Write down every abbreviation in capital letters that appears in the blog post about BART's cell service shutdown, each once.

# READING PASSAGE
════════════════
Entries Tagged as 'Security'

BART overstepped boundaries in San Francisco Cell Service Incident

Bay Area Rapid Transit (BART) logo Apparently SF BART had shut down cell service for about three hours in the San Francisco area at a few stations where some activists were going to protest.   While I do believe this has some serious free speech implications since they’re trying to pull a whole minority report type of scenario which is against current law, I have to say that from a telecommunications standpoint, they pulled a major flaw by calling it a safety issue.   As a telecommunications professional, I have spent years of time facing countless hours trying to maintain the cellular infrastructure.  One of the biggest risks we face in telecom is the one where someone can’t make a 911 call.   That means that people’s lives could indirectly be effected by our work which is why we must be careful.

In shutting down cell service to “prevent” something from happening, the problem then becomes an issue when someone does indeed get hurt and there’s no communications inward or outward.   You can’t rely on BART officers there with their CBs since they can’t be there while maintaining lines or what not against a protest.   So from an emergency situation where someone’s life is dictated by the minutes of time that could effect life and death, cellular service is critical for response.   In this case, I believe that BART made an egregious error and whomever made that decision didn’t think about the consequences that it might follow.  On top of all of this?  BART themselves pulled the plug on the base stations and notifying the carriers after the fact (another mistake and a hard one).  Meaning, the carriers had no idea and probably saw the sites go down in the NOCs and were scrambling to get them back up.
════════════════
# DATASET
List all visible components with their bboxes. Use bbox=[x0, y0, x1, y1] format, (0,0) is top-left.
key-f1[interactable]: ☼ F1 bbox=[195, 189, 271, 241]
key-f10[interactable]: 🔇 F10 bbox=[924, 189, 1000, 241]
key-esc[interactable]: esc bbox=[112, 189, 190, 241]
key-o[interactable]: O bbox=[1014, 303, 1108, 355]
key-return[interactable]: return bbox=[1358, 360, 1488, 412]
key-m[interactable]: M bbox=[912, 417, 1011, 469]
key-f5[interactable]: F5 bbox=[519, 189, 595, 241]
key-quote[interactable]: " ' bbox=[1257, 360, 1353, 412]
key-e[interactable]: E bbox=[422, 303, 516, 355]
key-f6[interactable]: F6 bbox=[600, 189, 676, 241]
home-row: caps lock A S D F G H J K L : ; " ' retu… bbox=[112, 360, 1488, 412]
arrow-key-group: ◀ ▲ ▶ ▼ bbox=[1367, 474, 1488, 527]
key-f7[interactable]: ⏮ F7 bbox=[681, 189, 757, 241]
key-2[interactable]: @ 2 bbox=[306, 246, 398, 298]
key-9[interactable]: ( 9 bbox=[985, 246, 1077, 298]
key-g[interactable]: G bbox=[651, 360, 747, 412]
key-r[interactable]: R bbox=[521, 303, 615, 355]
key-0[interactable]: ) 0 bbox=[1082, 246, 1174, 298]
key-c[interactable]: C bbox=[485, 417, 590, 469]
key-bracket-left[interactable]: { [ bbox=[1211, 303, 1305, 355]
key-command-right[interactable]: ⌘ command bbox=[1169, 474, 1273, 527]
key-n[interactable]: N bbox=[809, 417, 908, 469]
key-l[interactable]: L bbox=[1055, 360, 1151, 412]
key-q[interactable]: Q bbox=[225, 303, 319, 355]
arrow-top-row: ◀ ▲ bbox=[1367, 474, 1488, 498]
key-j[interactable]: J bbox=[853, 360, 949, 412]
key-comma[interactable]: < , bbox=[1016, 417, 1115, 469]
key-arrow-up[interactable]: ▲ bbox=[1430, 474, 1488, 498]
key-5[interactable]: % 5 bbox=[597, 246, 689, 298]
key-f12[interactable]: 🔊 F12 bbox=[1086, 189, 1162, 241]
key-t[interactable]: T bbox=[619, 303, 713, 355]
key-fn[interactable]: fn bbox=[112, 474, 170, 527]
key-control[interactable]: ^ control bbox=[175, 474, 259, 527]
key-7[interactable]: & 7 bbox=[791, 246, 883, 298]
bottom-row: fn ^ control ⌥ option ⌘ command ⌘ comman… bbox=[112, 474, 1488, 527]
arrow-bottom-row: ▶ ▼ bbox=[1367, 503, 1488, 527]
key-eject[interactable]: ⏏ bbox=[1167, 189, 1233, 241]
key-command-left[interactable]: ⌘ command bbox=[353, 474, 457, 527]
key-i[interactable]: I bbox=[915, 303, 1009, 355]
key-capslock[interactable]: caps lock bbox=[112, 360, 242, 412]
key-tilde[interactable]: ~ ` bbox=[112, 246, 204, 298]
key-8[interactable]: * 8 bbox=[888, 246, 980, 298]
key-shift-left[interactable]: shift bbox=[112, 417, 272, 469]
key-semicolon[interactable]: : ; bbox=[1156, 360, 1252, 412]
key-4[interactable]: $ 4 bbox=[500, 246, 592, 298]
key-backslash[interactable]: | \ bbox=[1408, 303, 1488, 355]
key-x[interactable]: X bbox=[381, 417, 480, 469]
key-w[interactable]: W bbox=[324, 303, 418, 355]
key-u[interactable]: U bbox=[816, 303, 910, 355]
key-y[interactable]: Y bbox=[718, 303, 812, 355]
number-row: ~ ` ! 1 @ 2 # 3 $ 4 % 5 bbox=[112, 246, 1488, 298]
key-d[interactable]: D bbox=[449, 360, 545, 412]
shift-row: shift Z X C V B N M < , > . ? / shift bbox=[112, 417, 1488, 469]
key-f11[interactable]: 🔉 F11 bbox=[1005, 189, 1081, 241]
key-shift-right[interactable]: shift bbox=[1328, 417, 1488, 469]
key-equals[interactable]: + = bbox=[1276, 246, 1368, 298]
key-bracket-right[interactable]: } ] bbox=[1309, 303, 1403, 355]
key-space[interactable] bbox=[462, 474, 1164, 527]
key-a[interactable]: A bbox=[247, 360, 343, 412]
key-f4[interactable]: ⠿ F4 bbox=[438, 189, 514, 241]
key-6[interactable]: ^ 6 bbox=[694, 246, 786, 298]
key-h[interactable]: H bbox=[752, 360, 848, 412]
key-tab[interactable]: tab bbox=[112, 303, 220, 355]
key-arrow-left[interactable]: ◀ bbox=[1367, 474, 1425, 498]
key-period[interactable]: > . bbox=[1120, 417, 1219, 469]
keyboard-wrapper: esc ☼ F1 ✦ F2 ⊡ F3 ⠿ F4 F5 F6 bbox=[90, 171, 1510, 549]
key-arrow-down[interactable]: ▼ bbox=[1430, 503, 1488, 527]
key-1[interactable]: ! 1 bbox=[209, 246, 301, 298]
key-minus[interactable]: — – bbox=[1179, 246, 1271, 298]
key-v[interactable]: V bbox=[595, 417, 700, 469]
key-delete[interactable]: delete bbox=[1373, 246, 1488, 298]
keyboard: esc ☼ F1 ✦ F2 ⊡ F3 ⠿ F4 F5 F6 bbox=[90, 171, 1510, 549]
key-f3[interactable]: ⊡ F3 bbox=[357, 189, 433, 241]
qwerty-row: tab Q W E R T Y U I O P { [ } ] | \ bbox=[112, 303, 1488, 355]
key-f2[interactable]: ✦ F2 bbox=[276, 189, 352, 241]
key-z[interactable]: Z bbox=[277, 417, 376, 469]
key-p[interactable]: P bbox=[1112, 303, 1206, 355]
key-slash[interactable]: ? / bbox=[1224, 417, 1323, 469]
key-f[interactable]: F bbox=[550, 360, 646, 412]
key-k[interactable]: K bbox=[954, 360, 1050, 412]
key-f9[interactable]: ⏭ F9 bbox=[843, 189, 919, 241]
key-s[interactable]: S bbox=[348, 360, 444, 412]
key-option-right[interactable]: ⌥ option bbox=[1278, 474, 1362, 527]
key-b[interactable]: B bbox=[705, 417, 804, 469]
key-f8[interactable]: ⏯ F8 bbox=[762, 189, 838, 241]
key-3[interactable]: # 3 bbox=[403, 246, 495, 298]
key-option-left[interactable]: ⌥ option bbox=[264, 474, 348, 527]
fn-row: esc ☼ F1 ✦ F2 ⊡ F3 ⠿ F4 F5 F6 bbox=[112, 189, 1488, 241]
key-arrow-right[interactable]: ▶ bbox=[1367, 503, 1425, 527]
════════════════
# FULL RESPONSE
BART, SF, CBs, NOCs